● Short problem
Could you repeat the records below exactly, leaving out any pictures?

● Excerpted records
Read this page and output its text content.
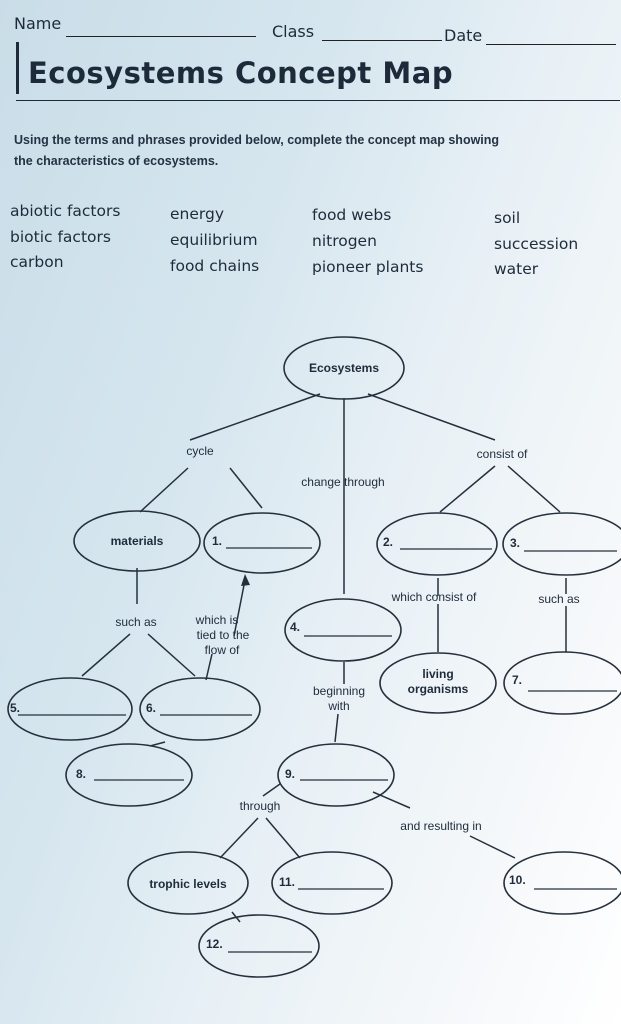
Name	Class	Date
Ecosystems Concept Map
Using the terms and phrases provided below, complete the concept map showing
the characteristics of ecosystems.
abiotic factors
biotic factors
carbon
energy
equilibrium
food chains
food webs
nitrogen
pioneer plants
soil
succession
water
Ecosystems
materials	1.	2.	3.
4.
5.	6.
living
organisms
7.
8.	9.
trophic levels	11.	10.
12.
cycle	consist of
change through
such as	which is
tied to the
flow of
which consist of	such as
beginning
with
through
and resulting in
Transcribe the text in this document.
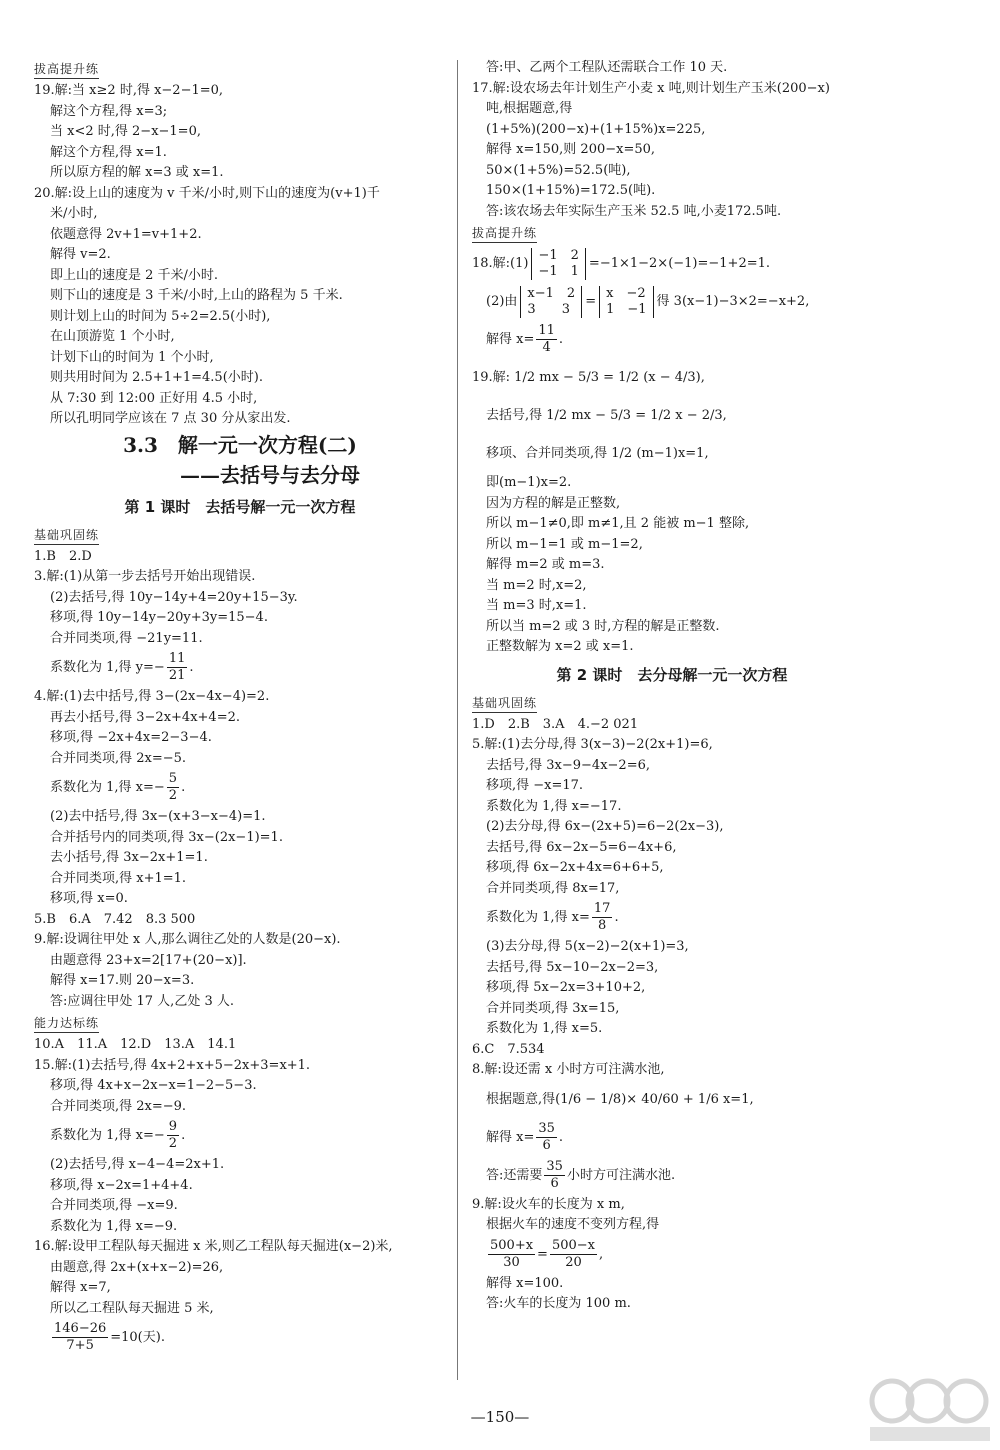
拔高提升练
19.解:当 x≥2 时,得 x−2−1=0,
解这个方程,得 x=3;
当 x<2 时,得 2−x−1=0,
解这个方程,得 x=1.
所以原方程的解 x=3 或 x=1.
20.解:设上山的速度为 v 千米/小时,则下山的速度为(v+1)千
米/小时,
依题意得 2v+1=v+1+2.
解得 v=2.
即上山的速度是 2 千米/小时.
则下山的速度是 3 千米/小时,上山的路程为 5 千米.
则计划上山的时间为 5÷2=2.5(小时),
在山顶游览 1 个小时,
计划下山的时间为 1 个小时,
则共用时间为 2.5+1+1=4.5(小时).
从 7:30 到 12:00 正好用 4.5 小时,
所以孔明同学应该在 7 点 30 分从家出发.
3.3　解一元一次方程(二)
——去括号与去分母
第 1 课时　去括号解一元一次方程
基础巩固练
1.B　2.D
3.解:(1)从第一步去括号开始出现错误.
(2)去括号,得 10y−14y+4=20y+15−3y.
移项,得 10y−14y−20y+3y=15−4.
合并同类项,得 −21y=11.
系数化为 1,得 $y=- \frac{11}{21}$ .
4.解:(1)去中括号,得 3−(2x−4x−4)=2.
再去小括号,得 3−2x+4x+4=2.
移项,得 −2x+4x=2−3−4.
合并同类项,得 2x=−5.
系数化为 1,得 $x=- \frac{5}{2}$ .
(2)去中括号,得 3x−(x+3−x−4)=1.
合并括号内的同类项,得 3x−(2x−1)=1.
去小括号,得 3x−2x+1=1.
合并同类项,得 x+1=1.
移项,得 x=0.
5.B　6.A　7.42　8.3 500
9.解:设调往甲处 x 人,那么调往乙处的人数是(20−x).
由题意得 23+x=2[17+(20−x)].
解得 x=17.则 20−x=3.
答:应调往甲处 17 人,乙处 3 人.
能力达标练
10.A　11.A　12.D　13.A　14.1
15.解:(1)去括号,得 4x+2+x+5−2x+3=x+1.
移项,得 4x+x−2x−x=1−2−5−3.
合并同类项,得 2x=−9.
系数化为 1,得 $x=- \frac{9}{2}$ .
(2)去括号,得 x−4−4=2x+1.
移项,得 x−2x=1+4+4.
合并同类项,得 −x=9.
系数化为 1,得 x=−9.
16.解:设甲工程队每天掘进 x 米,则乙工程队每天掘进(x−2)米,
由题意,得 2x+(x+x−2)=26,
解得 x=7,
所以乙工程队每天掘进 5 米,
$\frac{146-26}{7+5} =10$(天).
答:甲、乙两个工程队还需联合工作 10 天.
17.解:设农场去年计划生产小麦 x 吨,则计划生产玉米(200−x)
吨,根据题意,得
(1+5%)(200−x)+(1+15%)x=225,
解得 x=150,则 200−x=50,
50×(1+5%)=52.5(吨),
150×(1+15%)=172.5(吨).
答:该农场去年实际生产玉米 52.5 吨,小麦172.5吨.
拔高提升练
18.解:(1)
−1　2
−1　1 =−1×1−2×(−1)=−1+2=1.
(2)由
x−1　2
3　　3	=
x　−2
1　−1 得 3(x−1)−3×2=−x+2,
解得 $x= \frac{11}{4}$ .
19.解: 1/2 mx − 5/3 = 1/2 (x − 4/3),
去括号,得 1/2 mx − 5/3 = 1/2 x − 2/3,
移项、合并同类项,得 1/2 (m−1)x=1,
即(m−1)x=2.
因为方程的解是正整数,
所以 m−1≠0,即 m≠1,且 2 能被 m−1 整除,
所以 m−1=1 或 m−1=2,
解得 m=2 或 m=3.
当 m=2 时,x=2,
当 m=3 时,x=1.
所以当 m=2 或 3 时,方程的解是正整数.
正整数解为 x=2 或 x=1.
第 2 课时　去分母解一元一次方程
基础巩固练
1.D　2.B　3.A　4.−2 021
5.解:(1)去分母,得 3(x−3)−2(2x+1)=6,
去括号,得 3x−9−4x−2=6,
移项,得 −x=17.
系数化为 1,得 x=−17.
(2)去分母,得 6x−(2x+5)=6−2(2x−3),
去括号,得 6x−2x−5=6−4x+6,
移项,得 6x−2x+4x=6+6+5,
合并同类项,得 8x=17,
系数化为 1,得 $x= \frac{17}{8}$ .
(3)去分母,得 5(x−2)−2(x+1)=3,
去括号,得 5x−10−2x−2=3,
移项,得 5x−2x=3+10+2,
合并同类项,得 3x=15,
系数化为 1,得 x=5.
6.C　7.534
8.解:设还需 x 小时方可注满水池,
根据题意,得(1/6 − 1/8)× 40/60 + 1/6 x=1,
解得 $x= \frac{35}{6}$ .
答:还需要 $\frac{35}{6}$ 小时方可注满水池.
9.解:设火车的长度为 x m,
根据火车的速度不变列方程,得
$\frac{500+x}{30} = \frac{500-x}{20}$ ,
解得 x=100.
答:火车的长度为 100 m.
—150—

● Solution for this exercise
Read this page and output its text content.
Name	Class	Date
Ecosystems Concept Map
Using the terms and phrases provided below, complete the concept map showing
the characteristics of ecosystems.
abiotic factors
biotic factors
carbon
energy
equilibrium
food chains
food webs
nitrogen
pioneer plants
soil
succession
water
Ecosystems
materials	1.	2.	3.
4.
5.	6.
living
organisms
7.
8.	9.
trophic levels	11.	10.
12.
cycle	consist of
change through
such as	which is
tied to the
flow of
which consist of	such as
beginning
with
through
and resulting in
Transcribe the text in this document.
拔高提升练
19.解:当 x≥2 时,得 x−2−1=0,
解这个方程,得 x=3;
当 x<2 时,得 2−x−1=0,
解这个方程,得 x=1.
所以原方程的解 x=3 或 x=1.
20.解:设上山的速度为 v 千米/小时,则下山的速度为(v+1)千
米/小时,
依题意得 2v+1=v+1+2.
解得 v=2.
即上山的速度是 2 千米/小时.
则下山的速度是 3 千米/小时,上山的路程为 5 千米.
则计划上山的时间为 5÷2=2.5(小时),
在山顶游览 1 个小时,
计划下山的时间为 1 个小时,
则共用时间为 2.5+1+1=4.5(小时).
从 7:30 到 12:00 正好用 4.5 小时,
所以孔明同学应该在 7 点 30 分从家出发.
3.3　解一元一次方程(二)
——去括号与去分母
第 1 课时　去括号解一元一次方程
基础巩固练
1.B　2.D
3.解:(1)从第一步去括号开始出现错误.
(2)去括号,得 10y−14y+4=20y+15−3y.
移项,得 10y−14y−20y+3y=15−4.
合并同类项,得 −21y=11.
系数化为 1,得 $y=- \frac{11}{21}$ .
4.解:(1)去中括号,得 3−(2x−4x−4)=2.
再去小括号,得 3−2x+4x+4=2.
移项,得 −2x+4x=2−3−4.
合并同类项,得 2x=−5.
系数化为 1,得 $x=- \frac{5}{2}$ .
(2)去中括号,得 3x−(x+3−x−4)=1.
合并括号内的同类项,得 3x−(2x−1)=1.
去小括号,得 3x−2x+1=1.
合并同类项,得 x+1=1.
移项,得 x=0.
5.B　6.A　7.42　8.3 500
9.解:设调往甲处 x 人,那么调往乙处的人数是(20−x).
由题意得 23+x=2[17+(20−x)].
解得 x=17.则 20−x=3.
答:应调往甲处 17 人,乙处 3 人.
能力达标练
10.A　11.A　12.D　13.A　14.1
15.解:(1)去括号,得 4x+2+x+5−2x+3=x+1.
移项,得 4x+x−2x−x=1−2−5−3.
合并同类项,得 2x=−9.
系数化为 1,得 $x=- \frac{9}{2}$ .
(2)去括号,得 x−4−4=2x+1.
移项,得 x−2x=1+4+4.
合并同类项,得 −x=9.
系数化为 1,得 x=−9.
16.解:设甲工程队每天掘进 x 米,则乙工程队每天掘进(x−2)米,
由题意,得 2x+(x+x−2)=26,
解得 x=7,
所以乙工程队每天掘进 5 米,
$\frac{146-26}{7+5} =10$(天).
答:甲、乙两个工程队还需联合工作 10 天.
17.解:设农场去年计划生产小麦 x 吨,则计划生产玉米(200−x)
吨,根据题意,得
(1+5%)(200−x)+(1+15%)x=225,
解得 x=150,则 200−x=50,
50×(1+5%)=52.5(吨),
150×(1+15%)=172.5(吨).
答:该农场去年实际生产玉米 52.5 吨,小麦172.5吨.
拔高提升练
18.解:(1)
−1　2
−1　1 =−1×1−2×(−1)=−1+2=1.
(2)由
x−1　2
3　　3	=
x　−2
1　−1 得 3(x−1)−3×2=−x+2,
解得 $x= \frac{11}{4}$ .
19.解: 1/2 mx − 5/3 = 1/2 (x − 4/3),
去括号,得 1/2 mx − 5/3 = 1/2 x − 2/3,
移项、合并同类项,得 1/2 (m−1)x=1,
即(m−1)x=2.
因为方程的解是正整数,
所以 m−1≠0,即 m≠1,且 2 能被 m−1 整除,
所以 m−1=1 或 m−1=2,
解得 m=2 或 m=3.
当 m=2 时,x=2,
当 m=3 时,x=1.
所以当 m=2 或 3 时,方程的解是正整数.
正整数解为 x=2 或 x=1.
第 2 课时　去分母解一元一次方程
基础巩固练
1.D　2.B　3.A　4.−2 021
5.解:(1)去分母,得 3(x−3)−2(2x+1)=6,
去括号,得 3x−9−4x−2=6,
移项,得 −x=17.
系数化为 1,得 x=−17.
(2)去分母,得 6x−(2x+5)=6−2(2x−3),
去括号,得 6x−2x−5=6−4x+6,
移项,得 6x−2x+4x=6+6+5,
合并同类项,得 8x=17,
系数化为 1,得 $x= \frac{17}{8}$ .
(3)去分母,得 5(x−2)−2(x+1)=3,
去括号,得 5x−10−2x−2=3,
移项,得 5x−2x=3+10+2,
合并同类项,得 3x=15,
系数化为 1,得 x=5.
6.C　7.534
8.解:设还需 x 小时方可注满水池,
根据题意,得(1/6 − 1/8)× 40/60 + 1/6 x=1,
解得 $x= \frac{35}{6}$ .
答:还需要 $\frac{35}{6}$ 小时方可注满水池.
9.解:设火车的长度为 x m,
根据火车的速度不变列方程,得
$\frac{500+x}{30} = \frac{500-x}{20}$ ,
解得 x=100.
答:火车的长度为 100 m.
—150—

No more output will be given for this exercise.